**Source records**
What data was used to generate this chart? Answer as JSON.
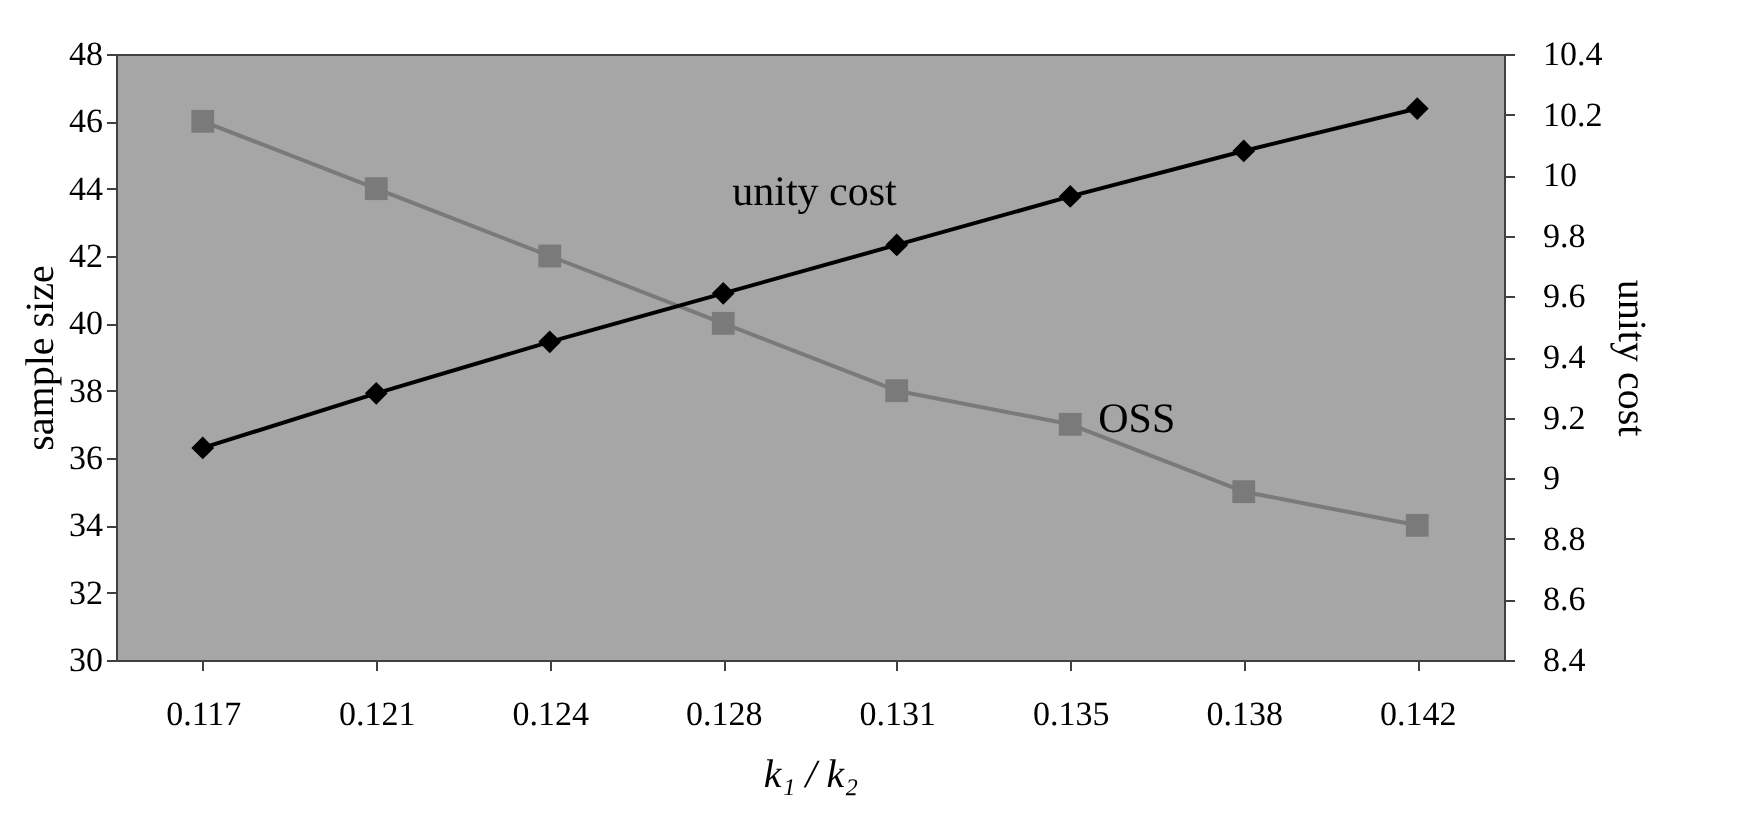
{
  "chart_data": {
    "type": "line",
    "xlabel": "k₁ / k₂",
    "ylabel": "sample size",
    "y2label": "unity cost",
    "categories": [
      "0.117",
      "0.121",
      "0.124",
      "0.128",
      "0.131",
      "0.135",
      "0.138",
      "0.142"
    ],
    "series": [
      {
        "name": "OSS",
        "color": "#7a7a7a",
        "marker": "square",
        "values": [
          46,
          44,
          42,
          40,
          38,
          37,
          35,
          34
        ]
      },
      {
        "name": "unity cost",
        "color": "#000000",
        "marker": "diamond",
        "axis": "y2",
        "values": [
          9.1,
          9.28,
          9.45,
          9.61,
          9.77,
          9.93,
          10.08,
          10.22
        ]
      }
    ],
    "ylim": [
      30,
      48
    ],
    "yticks": [
      30,
      32,
      34,
      36,
      38,
      40,
      42,
      44,
      46,
      48
    ],
    "y2lim": [
      8.4,
      10.4
    ],
    "y2ticks": [
      8.4,
      8.6,
      8.8,
      9,
      9.2,
      9.4,
      9.6,
      9.8,
      10,
      10.2,
      10.4
    ],
    "grid": false
  }
}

**Exercise**
Print every record above exactly as written, leaving out the pictures.

**Output for this task**
What data was used to generate this chart? Answer as JSON.
{
  "chart_data": {
    "type": "line",
    "xlabel": "k₁ / k₂",
    "ylabel": "sample size",
    "y2label": "unity cost",
    "categories": [
      "0.117",
      "0.121",
      "0.124",
      "0.128",
      "0.131",
      "0.135",
      "0.138",
      "0.142"
    ],
    "series": [
      {
        "name": "OSS",
        "color": "#7a7a7a",
        "marker": "square",
        "values": [
          46,
          44,
          42,
          40,
          38,
          37,
          35,
          34
        ]
      },
      {
        "name": "unity cost",
        "color": "#000000",
        "marker": "diamond",
        "axis": "y2",
        "values": [
          9.1,
          9.28,
          9.45,
          9.61,
          9.77,
          9.93,
          10.08,
          10.22
        ]
      }
    ],
    "ylim": [
      30,
      48
    ],
    "yticks": [
      30,
      32,
      34,
      36,
      38,
      40,
      42,
      44,
      46,
      48
    ],
    "y2lim": [
      8.4,
      10.4
    ],
    "y2ticks": [
      8.4,
      8.6,
      8.8,
      9,
      9.2,
      9.4,
      9.6,
      9.8,
      10,
      10.2,
      10.4
    ],
    "grid": false
  }
}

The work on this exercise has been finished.